**What is needed:** In the records below, can you write out, unchanged, every line from the one containing "callout-flexible-management: FLEXIBLE MANAGEMENT" up to and including the one containing "lifespan-progress-white <box>182 875"?

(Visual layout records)
======

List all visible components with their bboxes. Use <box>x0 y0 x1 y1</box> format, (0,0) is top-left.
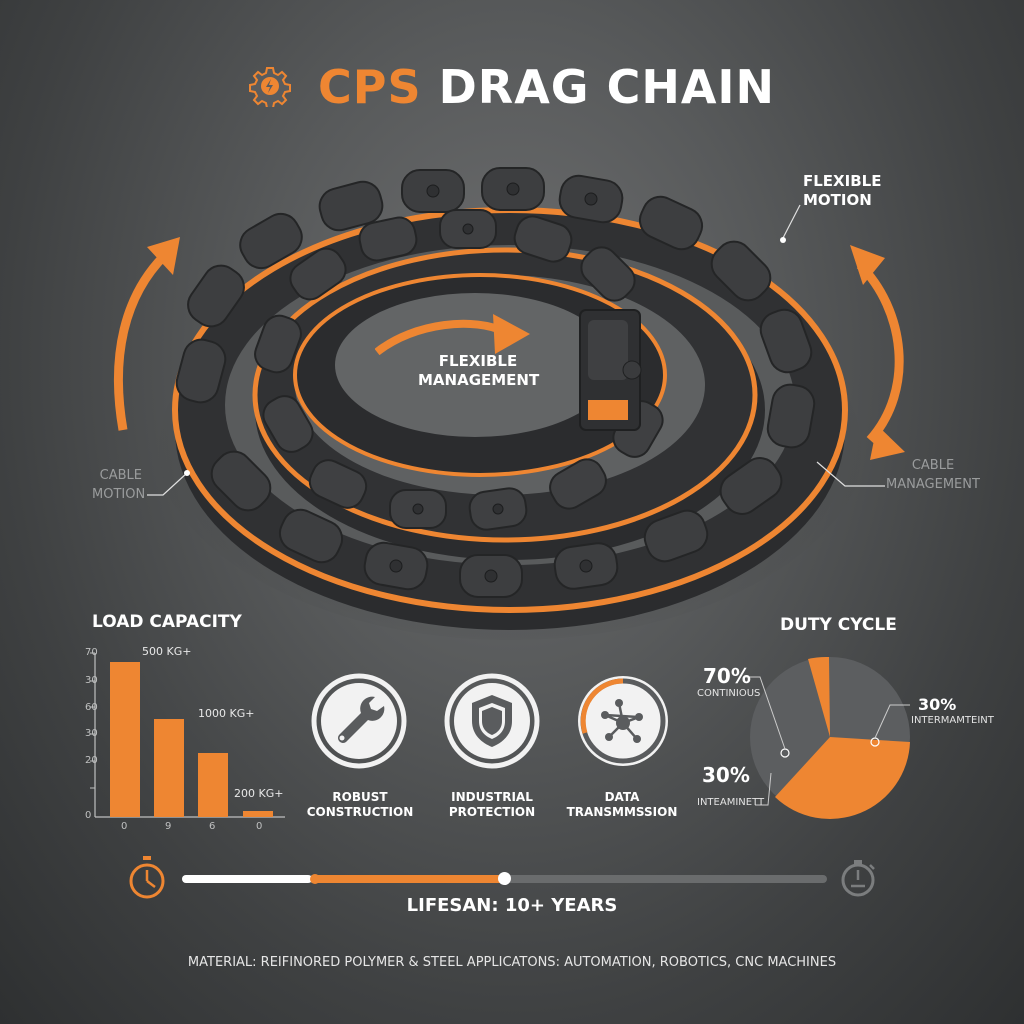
callout-flexible-management: FLEXIBLE MANAGEMENT <box>418 352 540 390</box>
feature-label-line-2: PROTECTION <box>448 805 536 819</box>
y-tick-0: 0 <box>85 810 92 821</box>
lifespan-slider-handle <box>498 872 511 885</box>
network-icon <box>578 676 668 766</box>
callout-line-1: FLEXIBLE <box>803 172 882 190</box>
chain-end-bracket <box>579 309 642 431</box>
x-tick-1: 0 <box>121 821 128 832</box>
y-tick-4: 30 <box>85 728 98 739</box>
timer-icon <box>841 860 875 897</box>
pie-label-70-pct: 70% <box>703 664 751 688</box>
wrench-icon <box>311 673 407 769</box>
pie-label-continuous: CONTINIOUS <box>697 688 761 699</box>
feature-label-line-2: CONSTRUCTION <box>306 805 414 819</box>
y-tick-5: 20 <box>85 755 98 766</box>
duty-cycle-pie-chart <box>745 656 910 819</box>
pie-label-intermittent-left: INTEAMINETT <box>697 797 765 808</box>
callout-line-1: FLEXIBLE <box>438 352 518 370</box>
x-tick-4: 0 <box>256 821 263 832</box>
y-tick-3: 60 <box>85 702 98 713</box>
shield-icon <box>444 673 540 769</box>
pie-label-30-pct-left: 30% <box>702 763 750 787</box>
curved-arrow-center-icon <box>375 314 530 356</box>
leader-line-cable-motion <box>147 470 190 496</box>
callout-line-2: MOTION <box>92 487 146 502</box>
lifespan-progress-white <box>182 875 312 883</box>
feature-data-transmission <box>575 673 671 769</box>
callout-flexible-motion: FLEXIBLE MOTION <box>803 172 881 210</box>
leader-line-flexible-motion <box>780 204 801 243</box>
y-tick-70: 70 <box>85 647 98 658</box>
pie-label-intermittent-right: INTERMAMTEINT <box>911 715 994 726</box>
load-capacity-title: LOAD CAPACITY <box>92 612 242 632</box>
y-tick-2: 30 <box>85 675 98 686</box>
bidirectional-arrow-right-icon <box>850 245 905 460</box>
lifespan-marker-orange <box>310 874 320 884</box>
product-name: DRAG CHAIN <box>438 60 776 114</box>
bar-label-1000kg: 1000 KG+ <box>198 707 255 720</box>
callout-line-1: CABLE <box>911 458 955 473</box>
lifespan-label: LIFESAN: 10+ YEARS <box>406 895 618 916</box>
stopwatch-icon <box>129 856 165 899</box>
feature-label-line-2: TRANSMMSSION <box>566 805 678 819</box>
duty-cycle-title: DUTY CYCLE <box>780 615 897 635</box>
callout-cable-management: CABLE MANAGEMENT <box>878 456 988 494</box>
feature-label-robust: ROBUST CONSTRUCTION <box>290 790 430 820</box>
bar-label-200kg: 200 KG+ <box>234 787 284 800</box>
callout-line-2: MOTION <box>803 191 872 209</box>
x-tick-3: 6 <box>209 821 216 832</box>
footer-specs: MATERIAL: REIFINORED POLYMER & STEEL APP… <box>187 955 837 970</box>
feature-label-line-1: ROBUST <box>332 790 388 804</box>
callout-cable-motion: CABLE MOTION <box>92 466 146 504</box>
pie-label-30-pct-right: 30% <box>918 695 957 714</box>
x-tick-2: 9 <box>165 821 172 832</box>
feature-label-industrial: INDUSTRIAL PROTECTION <box>422 790 562 820</box>
leader-line-cable-management <box>816 461 885 487</box>
callout-line-2: MANAGEMENT <box>886 477 980 492</box>
feature-label-line-1: DATA <box>604 790 640 804</box>
brand-name: CPS <box>317 60 422 114</box>
callout-line-2: MANAGEMENT <box>418 371 540 389</box>
rotate-arrow-left-icon <box>113 237 180 431</box>
lifespan-progress-orange <box>312 875 502 883</box>
feature-label-line-1: INDUSTRIAL <box>451 790 533 804</box>
lifespan-track <box>182 872 827 885</box>
bar-label-500kg: 500 KG+ <box>142 645 192 658</box>
load-capacity-bar-chart <box>90 652 285 818</box>
drag-chain-illustration <box>150 167 870 640</box>
callout-line-1: CABLE <box>99 468 142 483</box>
feature-industrial-protection <box>444 673 540 769</box>
feature-label-data: DATA TRANSMMSSION <box>552 790 692 820</box>
page-title: CPS DRAG CHAIN <box>0 60 1024 118</box>
feature-robust-construction <box>311 673 407 769</box>
gear-lightning-icon <box>248 64 291 118</box>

======

**Exercise solution:**
callout-flexible-management: FLEXIBLE MANAGEMENT <box>418 352 540 390</box>
feature-label-line-2: PROTECTION <box>448 805 536 819</box>
y-tick-0: 0 <box>85 810 92 821</box>
lifespan-slider-handle <box>498 872 511 885</box>
network-icon <box>578 676 668 766</box>
callout-line-1: FLEXIBLE <box>803 172 882 190</box>
chain-end-bracket <box>579 309 642 431</box>
x-tick-1: 0 <box>121 821 128 832</box>
y-tick-4: 30 <box>85 728 98 739</box>
timer-icon <box>841 860 875 897</box>
pie-label-70-pct: 70% <box>703 664 751 688</box>
wrench-icon <box>311 673 407 769</box>
pie-label-continuous: CONTINIOUS <box>697 688 761 699</box>
feature-label-line-2: CONSTRUCTION <box>306 805 414 819</box>
y-tick-5: 20 <box>85 755 98 766</box>
duty-cycle-pie-chart <box>745 656 910 819</box>
pie-label-intermittent-left: INTEAMINETT <box>697 797 765 808</box>
callout-line-1: FLEXIBLE <box>438 352 518 370</box>
x-tick-4: 0 <box>256 821 263 832</box>
y-tick-3: 60 <box>85 702 98 713</box>
shield-icon <box>444 673 540 769</box>
pie-label-30-pct-left: 30% <box>702 763 750 787</box>
curved-arrow-center-icon <box>375 314 530 356</box>
leader-line-cable-motion <box>147 470 190 496</box>
callout-line-2: MOTION <box>92 487 146 502</box>
lifespan-progress-white <box>182 875 312 883</box>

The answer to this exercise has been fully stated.